--- BEGIN Records supplied ---

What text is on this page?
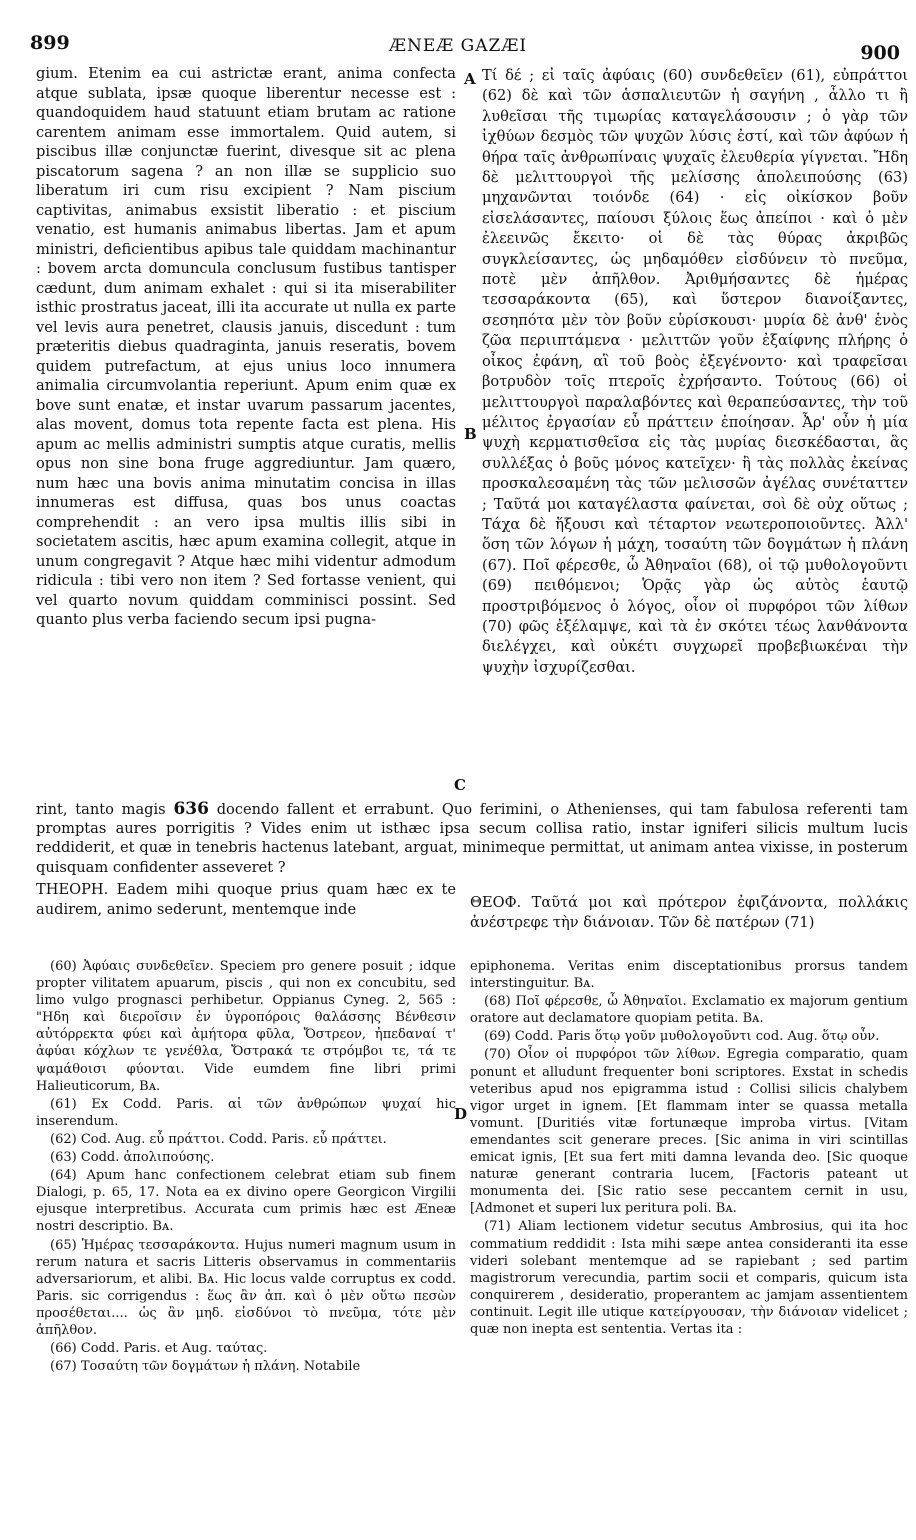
899	ÆNEÆ GAZÆI	900
A
B
C
D

gium. Etenim ea cui astrictæ erant, anima confecta atque sublata, ipsæ quoque liberentur necesse est : quandoquidem haud statuunt etiam brutam ac ratione carentem animam esse immortalem. Quid autem, si piscibus illæ conjunctæ fuerint, divesque sit ac plena piscatorum sagena ? an non illæ se supplicio suo liberatum iri cum risu excipient ? Nam piscium captivitas, animabus exsistit liberatio : et piscium venatio, est humanis animabus libertas. Jam et apum ministri, deficientibus apibus tale quiddam machinantur : bovem arcta domuncula conclusum fustibus tantisper cædunt, dum animam exhalet : qui si ita miserabiliter isthic prostratus jaceat, illi ita accurate ut nulla ex parte vel levis aura penetret, clausis januis, discedunt : tum præteritis diebus quadraginta, januis reseratis, bovem quidem putrefactum, at ejus unius loco innumera animalia circumvolantia reperiunt. Apum enim quæ ex bove sunt enatæ, et instar uvarum passarum jacentes, alas movent, domus tota repente facta est plena. His apum ac mellis administri sumptis atque curatis, mellis opus non sine bona fruge aggrediuntur. Jam quæro, num hæc una bovis anima minutatim concisa in illas innumeras est diffusa, quas bos unus coactas comprehendit : an vero ipsa multis illis sibi in societatem ascitis, hæc apum examina collegit, atque in unum congregavit ? Atque hæc mihi videntur admodum ridicula : tibi vero non item ? Sed fortasse venient, qui vel quarto novum quiddam comminisci possint. Sed quanto plus verba faciendo secum ipsi pugna-

Τί δέ ; εἰ ταῖς ἀφύαις (60) συνδεθεῖεν (61), εὐπράττοι (62) δὲ καὶ τῶν ἁσπαλιευτῶν ἡ σαγήνη , ἆλλο τι ἢ λυθεῖσαι τῆς τιμωρίας καταγελάσουσιν ; ὁ γὰρ τῶν ἰχθύων δεσμὸς τῶν ψυχῶν λύσις ἐστί, καὶ τῶν ἀφύων ἡ θήρα ταῖς ἀνθρωπίναις ψυχαῖς ἐλευθερία γίγνεται. Ἤδη δὲ μελιττουργοὶ τῆς μελίσσης ἀπολειπούσης (63) μηχανῶνται τοιόνδε (64) · εἰς οἰκίσκον βοῦν εἰσελάσαντες, παίουσι ξύλοις ἕως ἀπείποι · καὶ ὁ μὲν ἐλεεινῶς ἔκειτο· οἱ δὲ τὰς θύρας ἀκριβῶς συγκλείσαντες, ὡς μηδαμόθεν εἰσδύνειν τὸ πνεῦμα, ποτὲ μὲν ἀπῆλθον. Ἀριθμήσαντες δὲ ἡμέρας τεσσαράκοντα (65), καὶ ὕστερον διανοίξαντες, σεσηπότα μὲν τὸν βοῦν εὑρίσκουσι· μυρία δὲ ἀνθ' ἑνὸς ζῶα περιιπτάμενα · μελιττῶν γοῦν ἐξαίφνης πλήρης ὁ οἶκος ἐφάνη, αἳ τοῦ βοὸς ἐξεγένοντο· καὶ τραφεῖσαι βοτρυδὸν τοῖς πτεροῖς ἐχρήσαντο. Τούτους (66) οἱ μελιττουργοὶ παραλαβόντες καὶ θεραπεύσαντες, τὴν τοῦ μέλιτος ἐργασίαν εὖ πράττειν ἐποίησαν. Ἆρ' οὖν ἡ μία ψυχὴ κερματισθεῖσα εἰς τὰς μυρίας διεσκέδασται, ἃς συλλέξας ὁ βοῦς μόνος κατεῖχεν· ἢ τὰς πολλὰς ἐκείνας προσκαλεσαμένη τὰς τῶν μελισσῶν ἀγέλας συνέταττεν ; Ταῦτά μοι καταγέλαστα φαίνεται, σοὶ δὲ οὐχ οὕτως ; Τάχα δὲ ἥξουσι καὶ τέταρτον νεωτεροποιοῦντες. Ἀλλ' ὅση τῶν λόγων ἡ μάχη, τοσαύτη τῶν δογμάτων ἡ πλάνη (67). Ποῖ φέρεσθε, ὦ Ἀθηναῖοι (68), οἱ τῷ μυθολογοῦντι (69) πειθόμενοι; Ὁρᾷς γὰρ ὡς αὐτὸς ἑαυτῷ προστριβόμενος ὁ λόγος, οἷον οἱ πυρφόροι τῶν λίθων (70) φῶς ἐξέλαμψε, καὶ τὰ ἐν σκότει τέως λανθάνοντα διελέγχει, καὶ οὐκέτι συγχωρεῖ προβεβιωκέναι τὴν ψυχὴν ἰσχυρίζεσθαι.

rint, tanto magis 636 docendo fallent et errabunt. Quo ferimini, o Athenienses, qui tam fabulosa referenti tam promptas aures porrigitis ? Vides enim ut isthæc ipsa secum collisa ratio, instar igniferi silicis multum lucis reddiderit, et quæ in tenebris hactenus latebant, arguat, minimeque permittat, ut animam antea vixisse, in posterum quisquam confidenter asseveret ?

THEOPH. Eadem mihi quoque prius quam hæc ex te audirem, animo sederunt, mentemque inde	ΘΕΟΦ. Ταῦτά μοι καὶ πρότερον ἐφιζάνοντα, πολλάκις ἀνέστρεφε τὴν διάνοιαν. Τῶν δὲ πατέρων (71)

(60) Ἀφύαις συνδεθεῖεν. Speciem pro genere posuit ; idque propter vilitatem apuarum, piscis , qui non ex concubitu, sed limo vulgo prognasci perhibetur. Oppianus Cyneg. 2, 565 : "Ηδη καὶ διεροῖσιν ἐν ὑγροπόροις θαλάσσης Βένθεσιν αὐτόρρεκτα φύει καὶ ἀμήτορα φῦλα, Ὄστρεον, ἠπεδαναί τ' ἀφύαι κόχλων τε γενέθλα, Ὄστρακά τε στρόμβοι τε, τά τε ψαμάθοισι φύονται. Vide eumdem fine libri primi Halieuticorum, Bᴀ.

(61) Ex Codd. Paris. αἱ τῶν ἀνθρώπων ψυχαί hic inserendum.

(62) Cod. Aug. εὖ πράττοι. Codd. Paris. εὖ πράττει.

(63) Codd. ἀπολιπούσης.

(64) Apum hanc confectionem celebrat etiam sub finem Dialogi, p. 65, 17. Nota ea ex divino opere Georgicon Virgilii ejusque interpretibus. Accurata cum primis hæc est Æneæ nostri descriptio. Bᴀ.

(65) Ἡμέρας τεσσαράκοντα. Hujus numeri magnum usum in rerum natura et sacris Litteris observamus in commentariis adversariorum, et alibi. Bᴀ. Hic locus valde corruptus ex codd. Paris. sic corrigendus : ἕως ἂν ἀπ. καὶ ὁ μὲν οὕτω πεσὼν προσέθεται.... ὡς ἂν μηδ. εἰσδύνοι τὸ πνεῦμα, τότε μὲν ἀπῆλθον.

(66) Codd. Paris. et Aug. ταύτας.

(67) Τοσαύτη τῶν δογμάτων ἡ πλάνη. Notabile

epiphonema. Veritas enim disceptationibus prorsus tandem interstinguitur. Bᴀ.

(68) Ποῖ φέρεσθε, ὦ Ἀθηναῖοι. Exclamatio ex majorum gentium oratore aut declamatore quopiam petita. Bᴀ.

(69) Codd. Paris ὅτῳ γοῦν μυθολογοῦντι cod. Aug. ὅτῳ οὖν.

(70) Οἷον οἱ πυρφόροι τῶν λίθων. Egregia comparatio, quam ponunt et alludunt frequenter boni scriptores. Exstat in schedis veteribus apud nos epigramma istud : Collisi silicis chalybem vigor urget in ignem. [Et flammam inter se quassa metalla vomunt. [Duritiés vitæ fortunæque improba virtus. [Vitam emendantes scit generare preces. [Sic anima in viri scintillas emicat ignis, [Et sua fert miti damna levanda deo. [Sic quoque naturæ generant contraria lucem, [Factoris pateant ut monumenta dei. [Sic ratio sese peccantem cernit in usu, [Admonet et superi lux peritura poli. Bᴀ.

(71) Aliam lectionem videtur secutus Ambrosius, qui ita hoc commatium reddidit : Ista mihi sæpe antea consideranti ita esse videri solebant mentemque ad se rapiebant ; sed partim magistrorum verecundia, partim socii et comparis, quicum ista conquirerem , desideratio, properantem ac jamjam assentientem continuit. Legit ille utique κατείργουσαν, τὴν διάνοιαν videlicet ; quæ non inepta est sententia. Vertas ita :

--- END Records supplied ---

[Brief]:
Extract all lines containing the word "διάνοιαν".

[Answer to this problem]:
THEOPH. Eadem mihi quoque prius quam hæc ex te audirem, animo sederunt, mentemque inde	ΘΕΟΦ. Ταῦτά μοι καὶ πρότερον ἐφιζάνοντα, πολλάκις ἀνέστρεφε τὴν διάνοιαν. Τῶν δὲ πατέρων (71)
(71) Aliam lectionem videtur secutus Ambrosius, qui ita hoc commatium reddidit : Ista mihi sæpe antea consideranti ita esse videri solebant mentemque ad se rapiebant ; sed partim magistrorum verecundia, partim socii et comparis, quicum ista conquirerem , desideratio, properantem ac jamjam assentientem continuit. Legit ille utique κατείργουσαν, τὴν διάνοιαν videlicet ; quæ non inepta est sententia. Vertas ita :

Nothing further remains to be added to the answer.